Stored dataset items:
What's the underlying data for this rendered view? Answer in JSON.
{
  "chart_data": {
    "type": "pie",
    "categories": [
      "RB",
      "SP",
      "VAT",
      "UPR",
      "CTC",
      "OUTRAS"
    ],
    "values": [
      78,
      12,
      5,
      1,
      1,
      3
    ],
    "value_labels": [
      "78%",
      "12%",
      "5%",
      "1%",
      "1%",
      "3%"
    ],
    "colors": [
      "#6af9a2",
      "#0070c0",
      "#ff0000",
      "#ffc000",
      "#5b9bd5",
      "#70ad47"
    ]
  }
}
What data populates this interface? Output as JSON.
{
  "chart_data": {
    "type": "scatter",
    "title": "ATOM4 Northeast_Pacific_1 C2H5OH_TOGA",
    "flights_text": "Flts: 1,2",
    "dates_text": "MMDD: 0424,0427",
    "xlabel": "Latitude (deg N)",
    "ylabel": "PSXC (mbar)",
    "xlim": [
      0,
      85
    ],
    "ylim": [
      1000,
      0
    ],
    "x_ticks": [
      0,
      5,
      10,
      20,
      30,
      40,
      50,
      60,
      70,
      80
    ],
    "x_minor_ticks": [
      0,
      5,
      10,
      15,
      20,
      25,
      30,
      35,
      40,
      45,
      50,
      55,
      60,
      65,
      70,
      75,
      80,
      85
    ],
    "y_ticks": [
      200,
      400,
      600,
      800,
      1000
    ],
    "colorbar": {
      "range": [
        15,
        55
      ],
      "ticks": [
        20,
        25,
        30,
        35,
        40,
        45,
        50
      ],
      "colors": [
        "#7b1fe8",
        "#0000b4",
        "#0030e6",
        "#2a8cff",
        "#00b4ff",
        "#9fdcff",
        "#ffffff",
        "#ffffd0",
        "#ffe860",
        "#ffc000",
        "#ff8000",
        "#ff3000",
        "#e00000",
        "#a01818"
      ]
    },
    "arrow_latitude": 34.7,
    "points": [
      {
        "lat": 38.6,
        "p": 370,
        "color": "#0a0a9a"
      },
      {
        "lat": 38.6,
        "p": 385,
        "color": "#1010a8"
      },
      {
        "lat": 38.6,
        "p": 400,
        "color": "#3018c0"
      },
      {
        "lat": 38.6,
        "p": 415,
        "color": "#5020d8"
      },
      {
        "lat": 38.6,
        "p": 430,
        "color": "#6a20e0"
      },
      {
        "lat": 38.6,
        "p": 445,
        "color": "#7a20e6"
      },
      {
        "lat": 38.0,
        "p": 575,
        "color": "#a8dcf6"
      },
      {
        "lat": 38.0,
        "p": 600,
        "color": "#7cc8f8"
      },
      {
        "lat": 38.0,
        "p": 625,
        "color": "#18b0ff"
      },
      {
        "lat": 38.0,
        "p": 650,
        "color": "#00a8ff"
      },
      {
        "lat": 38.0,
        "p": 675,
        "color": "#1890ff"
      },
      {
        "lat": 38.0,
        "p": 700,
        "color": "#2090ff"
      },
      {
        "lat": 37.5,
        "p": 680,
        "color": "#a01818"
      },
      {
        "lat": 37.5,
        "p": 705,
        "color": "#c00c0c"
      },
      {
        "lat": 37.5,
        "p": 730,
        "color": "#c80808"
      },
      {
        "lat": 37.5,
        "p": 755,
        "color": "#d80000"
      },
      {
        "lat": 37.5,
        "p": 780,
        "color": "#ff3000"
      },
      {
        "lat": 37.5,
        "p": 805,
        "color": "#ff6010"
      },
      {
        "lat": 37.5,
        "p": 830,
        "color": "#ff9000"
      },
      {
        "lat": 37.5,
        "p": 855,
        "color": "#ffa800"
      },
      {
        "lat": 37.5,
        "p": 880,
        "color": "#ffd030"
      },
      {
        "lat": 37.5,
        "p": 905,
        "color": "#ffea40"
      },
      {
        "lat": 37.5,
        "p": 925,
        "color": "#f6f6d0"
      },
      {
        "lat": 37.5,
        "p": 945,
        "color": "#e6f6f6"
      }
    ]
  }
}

_Exercise prompt_
What do the records say? Quote them all exactly.

_Response below_
What's the underlying data for this rendered view? Answer in JSON.
{
  "chart_data": {
    "type": "pie",
    "categories": [
      "RB",
      "SP",
      "VAT",
      "UPR",
      "CTC",
      "OUTRAS"
    ],
    "values": [
      78,
      12,
      5,
      1,
      1,
      3
    ],
    "value_labels": [
      "78%",
      "12%",
      "5%",
      "1%",
      "1%",
      "3%"
    ],
    "colors": [
      "#6af9a2",
      "#0070c0",
      "#ff0000",
      "#ffc000",
      "#5b9bd5",
      "#70ad47"
    ]
  }
}
What data populates this interface? Output as JSON.
{
  "chart_data": {
    "type": "scatter",
    "title": "ATOM4 Northeast_Pacific_1 C2H5OH_TOGA",
    "flights_text": "Flts: 1,2",
    "dates_text": "MMDD: 0424,0427",
    "xlabel": "Latitude (deg N)",
    "ylabel": "PSXC (mbar)",
    "xlim": [
      0,
      85
    ],
    "ylim": [
      1000,
      0
    ],
    "x_ticks": [
      0,
      5,
      10,
      20,
      30,
      40,
      50,
      60,
      70,
      80
    ],
    "x_minor_ticks": [
      0,
      5,
      10,
      15,
      20,
      25,
      30,
      35,
      40,
      45,
      50,
      55,
      60,
      65,
      70,
      75,
      80,
      85
    ],
    "y_ticks": [
      200,
      400,
      600,
      800,
      1000
    ],
    "colorbar": {
      "range": [
        15,
        55
      ],
      "ticks": [
        20,
        25,
        30,
        35,
        40,
        45,
        50
      ],
      "colors": [
        "#7b1fe8",
        "#0000b4",
        "#0030e6",
        "#2a8cff",
        "#00b4ff",
        "#9fdcff",
        "#ffffff",
        "#ffffd0",
        "#ffe860",
        "#ffc000",
        "#ff8000",
        "#ff3000",
        "#e00000",
        "#a01818"
      ]
    },
    "arrow_latitude": 34.7,
    "points": [
      {
        "lat": 38.6,
        "p": 370,
        "color": "#0a0a9a"
      },
      {
        "lat": 38.6,
        "p": 385,
        "color": "#1010a8"
      },
      {
        "lat": 38.6,
        "p": 400,
        "color": "#3018c0"
      },
      {
        "lat": 38.6,
        "p": 415,
        "color": "#5020d8"
      },
      {
        "lat": 38.6,
        "p": 430,
        "color": "#6a20e0"
      },
      {
        "lat": 38.6,
        "p": 445,
        "color": "#7a20e6"
      },
      {
        "lat": 38.0,
        "p": 575,
        "color": "#a8dcf6"
      },
      {
        "lat": 38.0,
        "p": 600,
        "color": "#7cc8f8"
      },
      {
        "lat": 38.0,
        "p": 625,
        "color": "#18b0ff"
      },
      {
        "lat": 38.0,
        "p": 650,
        "color": "#00a8ff"
      },
      {
        "lat": 38.0,
        "p": 675,
        "color": "#1890ff"
      },
      {
        "lat": 38.0,
        "p": 700,
        "color": "#2090ff"
      },
      {
        "lat": 37.5,
        "p": 680,
        "color": "#a01818"
      },
      {
        "lat": 37.5,
        "p": 705,
        "color": "#c00c0c"
      },
      {
        "lat": 37.5,
        "p": 730,
        "color": "#c80808"
      },
      {
        "lat": 37.5,
        "p": 755,
        "color": "#d80000"
      },
      {
        "lat": 37.5,
        "p": 780,
        "color": "#ff3000"
      },
      {
        "lat": 37.5,
        "p": 805,
        "color": "#ff6010"
      },
      {
        "lat": 37.5,
        "p": 830,
        "color": "#ff9000"
      },
      {
        "lat": 37.5,
        "p": 855,
        "color": "#ffa800"
      },
      {
        "lat": 37.5,
        "p": 880,
        "color": "#ffd030"
      },
      {
        "lat": 37.5,
        "p": 905,
        "color": "#ffea40"
      },
      {
        "lat": 37.5,
        "p": 925,
        "color": "#f6f6d0"
      },
      {
        "lat": 37.5,
        "p": 945,
        "color": "#e6f6f6"
      }
    ]
  }
}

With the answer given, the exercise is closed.